## What you need to do
Copy every record below exactly as written, but leave out the pictures.

[Figure dataset records]
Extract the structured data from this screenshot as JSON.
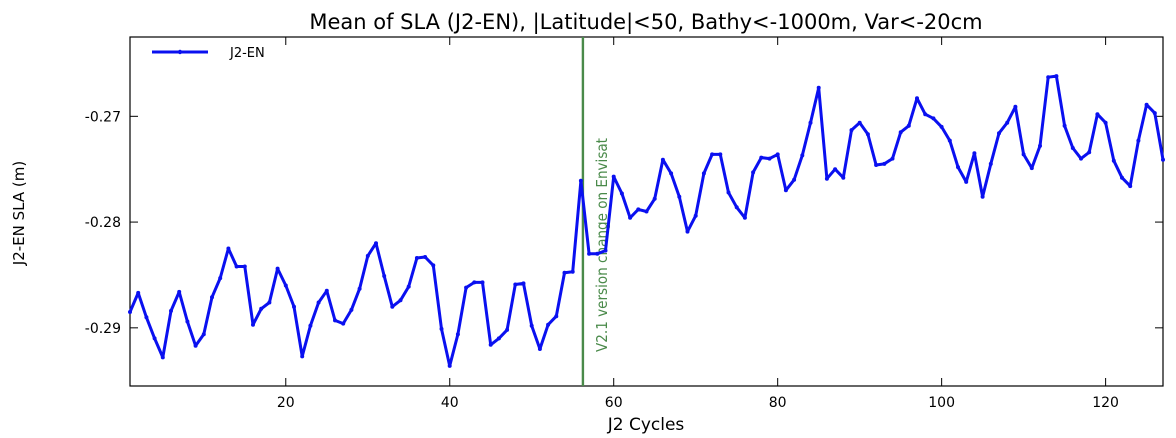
{
  "chart_data": {
    "type": "line",
    "title": "Mean of SLA (J2-EN), |Latitude|<50, Bathy<-1000m, Var<-20cm",
    "xlabel": "J2 Cycles",
    "ylabel": "J2-EN SLA (m)",
    "xlim": [
      1,
      127
    ],
    "ylim": [
      -0.2955,
      -0.2625
    ],
    "x_ticks": [
      20,
      40,
      60,
      80,
      100,
      120
    ],
    "y_ticks": [
      -0.29,
      -0.28,
      -0.27
    ],
    "grid": false,
    "legend": {
      "position": "top-left"
    },
    "colors": {
      "series": "#0a10f0",
      "vline": "#4a8a4a"
    },
    "annotations": [
      {
        "text": "V2.1 version change on Envisat",
        "x": 56
      }
    ],
    "series": [
      {
        "name": "J2-EN",
        "x": [
          1,
          2,
          3,
          4,
          5,
          6,
          7,
          8,
          9,
          10,
          11,
          12,
          13,
          14,
          15,
          16,
          17,
          18,
          19,
          20,
          21,
          22,
          23,
          24,
          25,
          26,
          27,
          28,
          29,
          30,
          31,
          32,
          33,
          34,
          35,
          36,
          37,
          38,
          39,
          40,
          41,
          42,
          43,
          44,
          45,
          46,
          47,
          48,
          49,
          50,
          51,
          52,
          53,
          54,
          55,
          56,
          57,
          58,
          59,
          60,
          61,
          62,
          63,
          64,
          65,
          66,
          67,
          68,
          69,
          70,
          71,
          72,
          73,
          74,
          75,
          76,
          77,
          78,
          79,
          80,
          81,
          82,
          83,
          84,
          85,
          86,
          87,
          88,
          89,
          90,
          91,
          92,
          93,
          94,
          95,
          96,
          97,
          98,
          99,
          100,
          101,
          102,
          103,
          104,
          105,
          106,
          107,
          108,
          109,
          110,
          111,
          112,
          113,
          114,
          115,
          116,
          117,
          118,
          119,
          120,
          121,
          122,
          123,
          124,
          125,
          126,
          127
        ],
        "values": [
          -0.2885,
          -0.2867,
          -0.289,
          -0.291,
          -0.2928,
          -0.2884,
          -0.2866,
          -0.2894,
          -0.2917,
          -0.2906,
          -0.2871,
          -0.2853,
          -0.2825,
          -0.2842,
          -0.2842,
          -0.2897,
          -0.2882,
          -0.2876,
          -0.2844,
          -0.286,
          -0.288,
          -0.2927,
          -0.2898,
          -0.2876,
          -0.2865,
          -0.2893,
          -0.2896,
          -0.2883,
          -0.2863,
          -0.2832,
          -0.282,
          -0.2851,
          -0.288,
          -0.2874,
          -0.2861,
          -0.2834,
          -0.2833,
          -0.2841,
          -0.2901,
          -0.2936,
          -0.2906,
          -0.2862,
          -0.2857,
          -0.2857,
          -0.2916,
          -0.291,
          -0.2902,
          -0.2859,
          -0.2858,
          -0.2898,
          -0.292,
          -0.2897,
          -0.2889,
          -0.2848,
          -0.2847,
          -0.2761,
          -0.283,
          -0.283,
          -0.2827,
          -0.2757,
          -0.2773,
          -0.2796,
          -0.2788,
          -0.279,
          -0.2778,
          -0.2741,
          -0.2754,
          -0.2776,
          -0.2809,
          -0.2794,
          -0.2754,
          -0.2736,
          -0.2736,
          -0.2772,
          -0.2786,
          -0.2796,
          -0.2753,
          -0.2739,
          -0.274,
          -0.2736,
          -0.277,
          -0.276,
          -0.2737,
          -0.2706,
          -0.2673,
          -0.2759,
          -0.275,
          -0.2758,
          -0.2713,
          -0.2706,
          -0.2717,
          -0.2746,
          -0.2745,
          -0.274,
          -0.2715,
          -0.2709,
          -0.2683,
          -0.2698,
          -0.2702,
          -0.271,
          -0.2723,
          -0.2748,
          -0.2762,
          -0.2735,
          -0.2776,
          -0.2745,
          -0.2716,
          -0.2706,
          -0.2691,
          -0.2736,
          -0.2749,
          -0.2728,
          -0.2663,
          -0.2662,
          -0.2709,
          -0.273,
          -0.274,
          -0.2734,
          -0.2698,
          -0.2706,
          -0.2742,
          -0.2758,
          -0.2766,
          -0.2723,
          -0.2689,
          -0.2697,
          -0.2741
        ]
      }
    ]
  }
}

## Solution to this problem
Extract the structured data from this screenshot as JSON.
{
  "chart_data": {
    "type": "line",
    "title": "Mean of SLA (J2-EN), |Latitude|<50, Bathy<-1000m, Var<-20cm",
    "xlabel": "J2 Cycles",
    "ylabel": "J2-EN SLA (m)",
    "xlim": [
      1,
      127
    ],
    "ylim": [
      -0.2955,
      -0.2625
    ],
    "x_ticks": [
      20,
      40,
      60,
      80,
      100,
      120
    ],
    "y_ticks": [
      -0.29,
      -0.28,
      -0.27
    ],
    "grid": false,
    "legend": {
      "position": "top-left"
    },
    "colors": {
      "series": "#0a10f0",
      "vline": "#4a8a4a"
    },
    "annotations": [
      {
        "text": "V2.1 version change on Envisat",
        "x": 56
      }
    ],
    "series": [
      {
        "name": "J2-EN",
        "x": [
          1,
          2,
          3,
          4,
          5,
          6,
          7,
          8,
          9,
          10,
          11,
          12,
          13,
          14,
          15,
          16,
          17,
          18,
          19,
          20,
          21,
          22,
          23,
          24,
          25,
          26,
          27,
          28,
          29,
          30,
          31,
          32,
          33,
          34,
          35,
          36,
          37,
          38,
          39,
          40,
          41,
          42,
          43,
          44,
          45,
          46,
          47,
          48,
          49,
          50,
          51,
          52,
          53,
          54,
          55,
          56,
          57,
          58,
          59,
          60,
          61,
          62,
          63,
          64,
          65,
          66,
          67,
          68,
          69,
          70,
          71,
          72,
          73,
          74,
          75,
          76,
          77,
          78,
          79,
          80,
          81,
          82,
          83,
          84,
          85,
          86,
          87,
          88,
          89,
          90,
          91,
          92,
          93,
          94,
          95,
          96,
          97,
          98,
          99,
          100,
          101,
          102,
          103,
          104,
          105,
          106,
          107,
          108,
          109,
          110,
          111,
          112,
          113,
          114,
          115,
          116,
          117,
          118,
          119,
          120,
          121,
          122,
          123,
          124,
          125,
          126,
          127
        ],
        "values": [
          -0.2885,
          -0.2867,
          -0.289,
          -0.291,
          -0.2928,
          -0.2884,
          -0.2866,
          -0.2894,
          -0.2917,
          -0.2906,
          -0.2871,
          -0.2853,
          -0.2825,
          -0.2842,
          -0.2842,
          -0.2897,
          -0.2882,
          -0.2876,
          -0.2844,
          -0.286,
          -0.288,
          -0.2927,
          -0.2898,
          -0.2876,
          -0.2865,
          -0.2893,
          -0.2896,
          -0.2883,
          -0.2863,
          -0.2832,
          -0.282,
          -0.2851,
          -0.288,
          -0.2874,
          -0.2861,
          -0.2834,
          -0.2833,
          -0.2841,
          -0.2901,
          -0.2936,
          -0.2906,
          -0.2862,
          -0.2857,
          -0.2857,
          -0.2916,
          -0.291,
          -0.2902,
          -0.2859,
          -0.2858,
          -0.2898,
          -0.292,
          -0.2897,
          -0.2889,
          -0.2848,
          -0.2847,
          -0.2761,
          -0.283,
          -0.283,
          -0.2827,
          -0.2757,
          -0.2773,
          -0.2796,
          -0.2788,
          -0.279,
          -0.2778,
          -0.2741,
          -0.2754,
          -0.2776,
          -0.2809,
          -0.2794,
          -0.2754,
          -0.2736,
          -0.2736,
          -0.2772,
          -0.2786,
          -0.2796,
          -0.2753,
          -0.2739,
          -0.274,
          -0.2736,
          -0.277,
          -0.276,
          -0.2737,
          -0.2706,
          -0.2673,
          -0.2759,
          -0.275,
          -0.2758,
          -0.2713,
          -0.2706,
          -0.2717,
          -0.2746,
          -0.2745,
          -0.274,
          -0.2715,
          -0.2709,
          -0.2683,
          -0.2698,
          -0.2702,
          -0.271,
          -0.2723,
          -0.2748,
          -0.2762,
          -0.2735,
          -0.2776,
          -0.2745,
          -0.2716,
          -0.2706,
          -0.2691,
          -0.2736,
          -0.2749,
          -0.2728,
          -0.2663,
          -0.2662,
          -0.2709,
          -0.273,
          -0.274,
          -0.2734,
          -0.2698,
          -0.2706,
          -0.2742,
          -0.2758,
          -0.2766,
          -0.2723,
          -0.2689,
          -0.2697,
          -0.2741
        ]
      }
    ]
  }
}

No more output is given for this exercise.